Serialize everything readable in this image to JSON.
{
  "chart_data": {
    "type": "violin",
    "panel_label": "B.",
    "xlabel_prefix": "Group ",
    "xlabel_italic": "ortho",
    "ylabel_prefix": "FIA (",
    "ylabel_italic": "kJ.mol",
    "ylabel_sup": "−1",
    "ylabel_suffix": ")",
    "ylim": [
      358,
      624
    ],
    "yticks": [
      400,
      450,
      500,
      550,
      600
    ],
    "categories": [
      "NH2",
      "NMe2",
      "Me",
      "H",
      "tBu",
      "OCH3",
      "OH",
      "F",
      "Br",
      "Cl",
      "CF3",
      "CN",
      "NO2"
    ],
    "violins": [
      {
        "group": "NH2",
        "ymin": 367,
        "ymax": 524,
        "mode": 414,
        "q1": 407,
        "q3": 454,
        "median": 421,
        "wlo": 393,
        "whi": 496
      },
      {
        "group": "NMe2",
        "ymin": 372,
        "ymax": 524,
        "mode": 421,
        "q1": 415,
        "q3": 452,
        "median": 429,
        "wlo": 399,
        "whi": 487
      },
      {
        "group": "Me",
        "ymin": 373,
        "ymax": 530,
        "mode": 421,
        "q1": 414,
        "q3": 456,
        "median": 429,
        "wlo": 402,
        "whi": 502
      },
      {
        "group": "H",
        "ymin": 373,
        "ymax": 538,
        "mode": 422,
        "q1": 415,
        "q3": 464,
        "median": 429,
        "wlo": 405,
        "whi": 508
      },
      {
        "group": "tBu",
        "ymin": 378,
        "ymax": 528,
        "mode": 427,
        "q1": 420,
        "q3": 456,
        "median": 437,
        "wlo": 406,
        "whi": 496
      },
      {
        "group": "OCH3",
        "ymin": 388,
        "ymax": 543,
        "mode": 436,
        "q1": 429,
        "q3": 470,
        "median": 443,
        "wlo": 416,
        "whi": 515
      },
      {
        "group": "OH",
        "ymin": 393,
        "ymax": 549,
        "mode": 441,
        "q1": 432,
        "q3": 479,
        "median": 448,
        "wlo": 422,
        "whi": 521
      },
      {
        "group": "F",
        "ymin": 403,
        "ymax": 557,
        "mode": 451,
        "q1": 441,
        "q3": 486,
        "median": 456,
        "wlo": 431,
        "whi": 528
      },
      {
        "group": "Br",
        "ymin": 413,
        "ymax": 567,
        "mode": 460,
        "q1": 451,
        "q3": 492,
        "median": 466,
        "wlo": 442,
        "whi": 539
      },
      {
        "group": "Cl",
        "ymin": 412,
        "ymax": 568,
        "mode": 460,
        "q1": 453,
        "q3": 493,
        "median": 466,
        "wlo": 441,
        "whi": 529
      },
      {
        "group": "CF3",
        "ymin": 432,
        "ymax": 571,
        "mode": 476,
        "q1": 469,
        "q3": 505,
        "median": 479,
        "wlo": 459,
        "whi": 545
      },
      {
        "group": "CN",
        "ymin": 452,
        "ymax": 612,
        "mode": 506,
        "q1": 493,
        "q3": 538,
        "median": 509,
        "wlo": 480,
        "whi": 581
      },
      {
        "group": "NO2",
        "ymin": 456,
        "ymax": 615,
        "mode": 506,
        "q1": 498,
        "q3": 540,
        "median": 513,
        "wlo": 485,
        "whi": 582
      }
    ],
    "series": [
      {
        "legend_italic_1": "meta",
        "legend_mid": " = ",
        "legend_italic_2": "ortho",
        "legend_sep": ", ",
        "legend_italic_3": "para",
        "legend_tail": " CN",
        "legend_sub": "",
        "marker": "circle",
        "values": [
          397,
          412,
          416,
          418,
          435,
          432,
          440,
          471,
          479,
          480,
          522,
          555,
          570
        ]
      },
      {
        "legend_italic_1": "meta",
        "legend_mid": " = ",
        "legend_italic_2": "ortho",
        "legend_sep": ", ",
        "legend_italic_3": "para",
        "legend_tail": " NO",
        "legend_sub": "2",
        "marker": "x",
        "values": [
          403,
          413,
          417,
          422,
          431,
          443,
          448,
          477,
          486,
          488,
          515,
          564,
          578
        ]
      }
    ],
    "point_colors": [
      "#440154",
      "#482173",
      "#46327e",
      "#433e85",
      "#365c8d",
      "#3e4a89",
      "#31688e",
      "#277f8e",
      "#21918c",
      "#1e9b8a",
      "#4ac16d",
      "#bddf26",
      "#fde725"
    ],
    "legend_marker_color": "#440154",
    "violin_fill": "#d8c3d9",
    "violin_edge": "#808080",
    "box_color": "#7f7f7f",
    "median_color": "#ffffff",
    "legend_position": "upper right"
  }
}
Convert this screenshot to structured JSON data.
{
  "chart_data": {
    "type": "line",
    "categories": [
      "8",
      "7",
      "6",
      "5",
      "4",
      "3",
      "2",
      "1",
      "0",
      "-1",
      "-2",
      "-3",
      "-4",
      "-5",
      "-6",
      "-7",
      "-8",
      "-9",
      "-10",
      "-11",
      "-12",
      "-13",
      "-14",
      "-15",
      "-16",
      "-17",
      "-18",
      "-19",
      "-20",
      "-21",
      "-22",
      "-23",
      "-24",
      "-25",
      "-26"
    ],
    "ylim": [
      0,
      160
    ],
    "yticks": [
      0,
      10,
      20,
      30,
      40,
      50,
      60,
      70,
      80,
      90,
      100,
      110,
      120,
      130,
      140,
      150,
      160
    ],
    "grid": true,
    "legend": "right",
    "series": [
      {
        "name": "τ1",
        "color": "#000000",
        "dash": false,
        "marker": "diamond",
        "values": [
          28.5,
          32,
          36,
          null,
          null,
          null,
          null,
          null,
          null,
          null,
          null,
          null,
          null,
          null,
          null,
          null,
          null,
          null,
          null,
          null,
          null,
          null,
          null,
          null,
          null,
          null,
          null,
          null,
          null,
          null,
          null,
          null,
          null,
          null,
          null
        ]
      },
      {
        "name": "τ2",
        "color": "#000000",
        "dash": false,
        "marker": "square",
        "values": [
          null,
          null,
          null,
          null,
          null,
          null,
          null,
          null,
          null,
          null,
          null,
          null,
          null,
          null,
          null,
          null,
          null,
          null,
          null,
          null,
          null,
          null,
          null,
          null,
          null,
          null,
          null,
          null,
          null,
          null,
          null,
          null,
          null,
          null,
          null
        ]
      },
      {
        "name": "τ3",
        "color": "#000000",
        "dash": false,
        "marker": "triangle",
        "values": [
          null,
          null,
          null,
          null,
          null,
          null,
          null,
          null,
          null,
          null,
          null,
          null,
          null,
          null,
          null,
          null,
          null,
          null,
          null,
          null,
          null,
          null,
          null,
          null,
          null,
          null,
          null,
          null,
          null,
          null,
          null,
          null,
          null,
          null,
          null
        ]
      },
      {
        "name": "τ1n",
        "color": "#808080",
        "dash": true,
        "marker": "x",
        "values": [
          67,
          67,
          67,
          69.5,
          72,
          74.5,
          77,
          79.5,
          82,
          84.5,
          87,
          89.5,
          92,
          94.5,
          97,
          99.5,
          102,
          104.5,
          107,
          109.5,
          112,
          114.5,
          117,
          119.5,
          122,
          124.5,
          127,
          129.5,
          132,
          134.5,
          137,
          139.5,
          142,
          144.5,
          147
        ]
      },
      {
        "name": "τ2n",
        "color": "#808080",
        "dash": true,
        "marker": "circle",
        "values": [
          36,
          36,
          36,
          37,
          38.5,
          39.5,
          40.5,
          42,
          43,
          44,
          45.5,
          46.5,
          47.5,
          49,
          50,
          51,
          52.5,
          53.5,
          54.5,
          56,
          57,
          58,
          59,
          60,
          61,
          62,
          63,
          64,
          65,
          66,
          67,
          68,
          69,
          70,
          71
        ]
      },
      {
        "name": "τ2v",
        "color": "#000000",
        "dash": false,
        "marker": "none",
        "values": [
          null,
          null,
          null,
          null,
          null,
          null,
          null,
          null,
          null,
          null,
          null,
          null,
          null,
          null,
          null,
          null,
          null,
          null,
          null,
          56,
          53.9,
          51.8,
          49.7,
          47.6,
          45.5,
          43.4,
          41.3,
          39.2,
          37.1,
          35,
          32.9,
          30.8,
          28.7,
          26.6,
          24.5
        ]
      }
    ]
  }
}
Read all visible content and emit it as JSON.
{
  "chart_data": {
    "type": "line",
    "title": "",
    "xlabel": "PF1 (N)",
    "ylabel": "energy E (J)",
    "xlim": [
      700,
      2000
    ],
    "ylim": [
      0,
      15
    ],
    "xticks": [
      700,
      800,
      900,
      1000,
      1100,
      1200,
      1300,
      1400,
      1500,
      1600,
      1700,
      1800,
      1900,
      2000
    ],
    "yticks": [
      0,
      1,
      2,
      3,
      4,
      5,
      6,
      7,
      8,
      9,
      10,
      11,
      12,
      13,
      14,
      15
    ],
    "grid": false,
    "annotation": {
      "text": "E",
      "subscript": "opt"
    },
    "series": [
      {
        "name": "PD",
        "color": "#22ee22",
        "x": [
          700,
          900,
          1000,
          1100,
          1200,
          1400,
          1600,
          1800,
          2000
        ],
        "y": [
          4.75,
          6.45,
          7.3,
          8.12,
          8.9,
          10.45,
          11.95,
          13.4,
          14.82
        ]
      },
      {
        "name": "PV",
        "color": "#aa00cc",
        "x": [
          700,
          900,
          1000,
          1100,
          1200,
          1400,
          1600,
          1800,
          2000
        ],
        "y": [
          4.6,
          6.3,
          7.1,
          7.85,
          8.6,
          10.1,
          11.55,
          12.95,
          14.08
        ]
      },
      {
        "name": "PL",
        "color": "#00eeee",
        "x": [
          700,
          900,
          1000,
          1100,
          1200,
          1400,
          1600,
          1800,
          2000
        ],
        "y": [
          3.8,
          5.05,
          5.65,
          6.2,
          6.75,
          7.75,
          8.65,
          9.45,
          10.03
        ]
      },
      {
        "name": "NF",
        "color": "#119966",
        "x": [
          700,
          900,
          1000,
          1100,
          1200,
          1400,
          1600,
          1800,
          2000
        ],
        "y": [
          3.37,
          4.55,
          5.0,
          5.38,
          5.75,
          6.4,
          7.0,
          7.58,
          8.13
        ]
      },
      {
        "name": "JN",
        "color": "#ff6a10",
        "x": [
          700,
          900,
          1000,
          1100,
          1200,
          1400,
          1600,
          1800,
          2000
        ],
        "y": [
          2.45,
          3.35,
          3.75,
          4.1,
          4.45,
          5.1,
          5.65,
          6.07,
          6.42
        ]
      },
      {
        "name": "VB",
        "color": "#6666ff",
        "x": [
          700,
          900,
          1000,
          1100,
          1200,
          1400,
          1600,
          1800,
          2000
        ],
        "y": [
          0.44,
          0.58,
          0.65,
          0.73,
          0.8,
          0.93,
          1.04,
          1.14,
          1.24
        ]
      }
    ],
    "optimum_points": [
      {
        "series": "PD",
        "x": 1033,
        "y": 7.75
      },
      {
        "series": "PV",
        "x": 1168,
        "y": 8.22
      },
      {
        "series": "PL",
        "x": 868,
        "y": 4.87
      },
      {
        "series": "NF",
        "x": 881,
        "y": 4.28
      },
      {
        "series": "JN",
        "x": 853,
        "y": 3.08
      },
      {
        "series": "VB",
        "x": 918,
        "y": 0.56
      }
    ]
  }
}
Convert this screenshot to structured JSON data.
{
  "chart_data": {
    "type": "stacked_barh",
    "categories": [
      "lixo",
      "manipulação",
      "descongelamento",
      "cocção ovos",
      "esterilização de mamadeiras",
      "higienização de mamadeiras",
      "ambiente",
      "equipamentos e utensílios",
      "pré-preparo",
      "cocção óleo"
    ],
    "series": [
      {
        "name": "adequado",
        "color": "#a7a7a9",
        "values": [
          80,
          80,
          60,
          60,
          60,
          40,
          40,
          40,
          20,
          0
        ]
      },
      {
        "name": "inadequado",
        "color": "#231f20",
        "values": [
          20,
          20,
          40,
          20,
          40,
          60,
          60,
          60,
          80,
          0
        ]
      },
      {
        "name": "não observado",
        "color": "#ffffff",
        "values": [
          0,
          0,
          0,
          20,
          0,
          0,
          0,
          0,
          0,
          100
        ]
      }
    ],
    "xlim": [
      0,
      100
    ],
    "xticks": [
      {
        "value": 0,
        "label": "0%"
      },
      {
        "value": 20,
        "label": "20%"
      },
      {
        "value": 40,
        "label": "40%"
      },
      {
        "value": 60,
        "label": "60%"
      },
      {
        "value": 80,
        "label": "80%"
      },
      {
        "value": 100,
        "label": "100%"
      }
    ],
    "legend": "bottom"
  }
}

--

→ What is asked
Filter the listing above for the string "JSON" and copy every matching line.

→ Task result
Serialize everything readable in this image to JSON.
Convert this screenshot to structured JSON data.
Read all visible content and emit it as JSON.
Convert this screenshot to structured JSON data.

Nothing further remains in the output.